(Records from a collection of figures)
____________________

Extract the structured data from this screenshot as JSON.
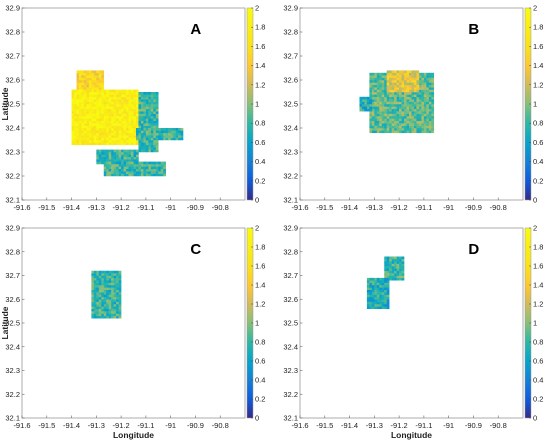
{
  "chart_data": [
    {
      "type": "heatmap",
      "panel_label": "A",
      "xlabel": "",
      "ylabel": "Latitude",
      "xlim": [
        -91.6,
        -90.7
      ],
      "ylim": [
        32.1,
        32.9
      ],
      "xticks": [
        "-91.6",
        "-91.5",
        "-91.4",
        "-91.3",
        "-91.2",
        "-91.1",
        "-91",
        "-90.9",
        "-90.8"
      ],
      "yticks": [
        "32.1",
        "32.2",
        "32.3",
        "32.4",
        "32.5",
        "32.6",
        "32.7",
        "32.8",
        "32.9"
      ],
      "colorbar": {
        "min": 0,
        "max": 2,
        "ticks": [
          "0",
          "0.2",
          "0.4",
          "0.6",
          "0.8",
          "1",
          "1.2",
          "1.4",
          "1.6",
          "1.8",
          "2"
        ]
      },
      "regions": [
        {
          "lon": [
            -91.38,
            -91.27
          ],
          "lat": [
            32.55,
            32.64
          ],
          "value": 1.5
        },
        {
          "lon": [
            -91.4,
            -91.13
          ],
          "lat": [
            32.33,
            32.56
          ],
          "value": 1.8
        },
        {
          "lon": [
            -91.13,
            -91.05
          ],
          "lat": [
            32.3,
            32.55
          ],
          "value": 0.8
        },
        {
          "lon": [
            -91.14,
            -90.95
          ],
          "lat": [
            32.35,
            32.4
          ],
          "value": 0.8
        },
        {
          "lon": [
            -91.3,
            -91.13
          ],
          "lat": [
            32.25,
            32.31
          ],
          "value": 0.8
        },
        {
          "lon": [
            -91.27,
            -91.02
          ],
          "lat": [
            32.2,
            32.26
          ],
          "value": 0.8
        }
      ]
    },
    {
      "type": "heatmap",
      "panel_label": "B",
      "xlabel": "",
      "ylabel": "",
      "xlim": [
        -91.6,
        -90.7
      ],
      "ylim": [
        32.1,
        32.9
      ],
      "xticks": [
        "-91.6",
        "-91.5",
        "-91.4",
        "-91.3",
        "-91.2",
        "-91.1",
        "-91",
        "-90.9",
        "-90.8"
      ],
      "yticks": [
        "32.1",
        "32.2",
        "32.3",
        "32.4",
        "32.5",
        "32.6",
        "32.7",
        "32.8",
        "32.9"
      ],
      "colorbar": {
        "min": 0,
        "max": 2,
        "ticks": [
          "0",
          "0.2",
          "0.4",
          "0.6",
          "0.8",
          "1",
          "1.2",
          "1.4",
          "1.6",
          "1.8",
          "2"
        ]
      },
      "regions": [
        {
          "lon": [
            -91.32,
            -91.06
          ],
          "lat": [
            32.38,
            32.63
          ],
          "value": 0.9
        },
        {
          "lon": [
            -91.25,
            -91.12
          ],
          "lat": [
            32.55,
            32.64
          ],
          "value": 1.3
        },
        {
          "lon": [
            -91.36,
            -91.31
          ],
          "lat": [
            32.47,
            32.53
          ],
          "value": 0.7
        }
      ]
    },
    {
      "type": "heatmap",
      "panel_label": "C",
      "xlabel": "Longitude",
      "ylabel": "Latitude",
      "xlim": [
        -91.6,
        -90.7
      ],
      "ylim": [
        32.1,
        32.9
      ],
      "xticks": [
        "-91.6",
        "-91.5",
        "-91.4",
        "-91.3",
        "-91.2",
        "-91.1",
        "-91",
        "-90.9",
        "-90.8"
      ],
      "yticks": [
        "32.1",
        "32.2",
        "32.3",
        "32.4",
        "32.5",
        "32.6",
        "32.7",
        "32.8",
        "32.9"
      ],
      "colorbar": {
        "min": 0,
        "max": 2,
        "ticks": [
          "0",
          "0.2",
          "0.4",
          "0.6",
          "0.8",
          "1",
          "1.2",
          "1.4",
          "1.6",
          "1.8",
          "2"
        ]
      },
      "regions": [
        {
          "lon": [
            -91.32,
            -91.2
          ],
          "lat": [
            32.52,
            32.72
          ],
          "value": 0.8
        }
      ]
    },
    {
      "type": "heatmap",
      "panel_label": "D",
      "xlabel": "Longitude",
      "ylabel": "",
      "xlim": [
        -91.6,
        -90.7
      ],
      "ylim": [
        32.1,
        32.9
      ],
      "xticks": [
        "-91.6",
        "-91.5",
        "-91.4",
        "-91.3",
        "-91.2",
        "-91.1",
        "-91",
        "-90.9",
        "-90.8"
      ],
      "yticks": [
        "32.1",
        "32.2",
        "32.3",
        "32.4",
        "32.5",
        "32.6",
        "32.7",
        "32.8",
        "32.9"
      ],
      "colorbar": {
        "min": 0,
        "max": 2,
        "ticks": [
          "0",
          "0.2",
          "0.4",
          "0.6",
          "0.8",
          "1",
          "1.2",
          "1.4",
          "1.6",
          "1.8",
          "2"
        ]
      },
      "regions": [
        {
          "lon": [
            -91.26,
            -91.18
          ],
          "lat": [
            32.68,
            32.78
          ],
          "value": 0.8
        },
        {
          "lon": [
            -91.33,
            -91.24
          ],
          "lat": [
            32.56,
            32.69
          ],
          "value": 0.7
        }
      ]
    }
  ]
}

____________________

Repeat the entries exactly. Pictures are excluded from the copy.

Extract the structured data from this screenshot as JSON.
{
  "chart_data": [
    {
      "type": "heatmap",
      "panel_label": "A",
      "xlabel": "",
      "ylabel": "Latitude",
      "xlim": [
        -91.6,
        -90.7
      ],
      "ylim": [
        32.1,
        32.9
      ],
      "xticks": [
        "-91.6",
        "-91.5",
        "-91.4",
        "-91.3",
        "-91.2",
        "-91.1",
        "-91",
        "-90.9",
        "-90.8"
      ],
      "yticks": [
        "32.1",
        "32.2",
        "32.3",
        "32.4",
        "32.5",
        "32.6",
        "32.7",
        "32.8",
        "32.9"
      ],
      "colorbar": {
        "min": 0,
        "max": 2,
        "ticks": [
          "0",
          "0.2",
          "0.4",
          "0.6",
          "0.8",
          "1",
          "1.2",
          "1.4",
          "1.6",
          "1.8",
          "2"
        ]
      },
      "regions": [
        {
          "lon": [
            -91.38,
            -91.27
          ],
          "lat": [
            32.55,
            32.64
          ],
          "value": 1.5
        },
        {
          "lon": [
            -91.4,
            -91.13
          ],
          "lat": [
            32.33,
            32.56
          ],
          "value": 1.8
        },
        {
          "lon": [
            -91.13,
            -91.05
          ],
          "lat": [
            32.3,
            32.55
          ],
          "value": 0.8
        },
        {
          "lon": [
            -91.14,
            -90.95
          ],
          "lat": [
            32.35,
            32.4
          ],
          "value": 0.8
        },
        {
          "lon": [
            -91.3,
            -91.13
          ],
          "lat": [
            32.25,
            32.31
          ],
          "value": 0.8
        },
        {
          "lon": [
            -91.27,
            -91.02
          ],
          "lat": [
            32.2,
            32.26
          ],
          "value": 0.8
        }
      ]
    },
    {
      "type": "heatmap",
      "panel_label": "B",
      "xlabel": "",
      "ylabel": "",
      "xlim": [
        -91.6,
        -90.7
      ],
      "ylim": [
        32.1,
        32.9
      ],
      "xticks": [
        "-91.6",
        "-91.5",
        "-91.4",
        "-91.3",
        "-91.2",
        "-91.1",
        "-91",
        "-90.9",
        "-90.8"
      ],
      "yticks": [
        "32.1",
        "32.2",
        "32.3",
        "32.4",
        "32.5",
        "32.6",
        "32.7",
        "32.8",
        "32.9"
      ],
      "colorbar": {
        "min": 0,
        "max": 2,
        "ticks": [
          "0",
          "0.2",
          "0.4",
          "0.6",
          "0.8",
          "1",
          "1.2",
          "1.4",
          "1.6",
          "1.8",
          "2"
        ]
      },
      "regions": [
        {
          "lon": [
            -91.32,
            -91.06
          ],
          "lat": [
            32.38,
            32.63
          ],
          "value": 0.9
        },
        {
          "lon": [
            -91.25,
            -91.12
          ],
          "lat": [
            32.55,
            32.64
          ],
          "value": 1.3
        },
        {
          "lon": [
            -91.36,
            -91.31
          ],
          "lat": [
            32.47,
            32.53
          ],
          "value": 0.7
        }
      ]
    },
    {
      "type": "heatmap",
      "panel_label": "C",
      "xlabel": "Longitude",
      "ylabel": "Latitude",
      "xlim": [
        -91.6,
        -90.7
      ],
      "ylim": [
        32.1,
        32.9
      ],
      "xticks": [
        "-91.6",
        "-91.5",
        "-91.4",
        "-91.3",
        "-91.2",
        "-91.1",
        "-91",
        "-90.9",
        "-90.8"
      ],
      "yticks": [
        "32.1",
        "32.2",
        "32.3",
        "32.4",
        "32.5",
        "32.6",
        "32.7",
        "32.8",
        "32.9"
      ],
      "colorbar": {
        "min": 0,
        "max": 2,
        "ticks": [
          "0",
          "0.2",
          "0.4",
          "0.6",
          "0.8",
          "1",
          "1.2",
          "1.4",
          "1.6",
          "1.8",
          "2"
        ]
      },
      "regions": [
        {
          "lon": [
            -91.32,
            -91.2
          ],
          "lat": [
            32.52,
            32.72
          ],
          "value": 0.8
        }
      ]
    },
    {
      "type": "heatmap",
      "panel_label": "D",
      "xlabel": "Longitude",
      "ylabel": "",
      "xlim": [
        -91.6,
        -90.7
      ],
      "ylim": [
        32.1,
        32.9
      ],
      "xticks": [
        "-91.6",
        "-91.5",
        "-91.4",
        "-91.3",
        "-91.2",
        "-91.1",
        "-91",
        "-90.9",
        "-90.8"
      ],
      "yticks": [
        "32.1",
        "32.2",
        "32.3",
        "32.4",
        "32.5",
        "32.6",
        "32.7",
        "32.8",
        "32.9"
      ],
      "colorbar": {
        "min": 0,
        "max": 2,
        "ticks": [
          "0",
          "0.2",
          "0.4",
          "0.6",
          "0.8",
          "1",
          "1.2",
          "1.4",
          "1.6",
          "1.8",
          "2"
        ]
      },
      "regions": [
        {
          "lon": [
            -91.26,
            -91.18
          ],
          "lat": [
            32.68,
            32.78
          ],
          "value": 0.8
        },
        {
          "lon": [
            -91.33,
            -91.24
          ],
          "lat": [
            32.56,
            32.69
          ],
          "value": 0.7
        }
      ]
    }
  ]
}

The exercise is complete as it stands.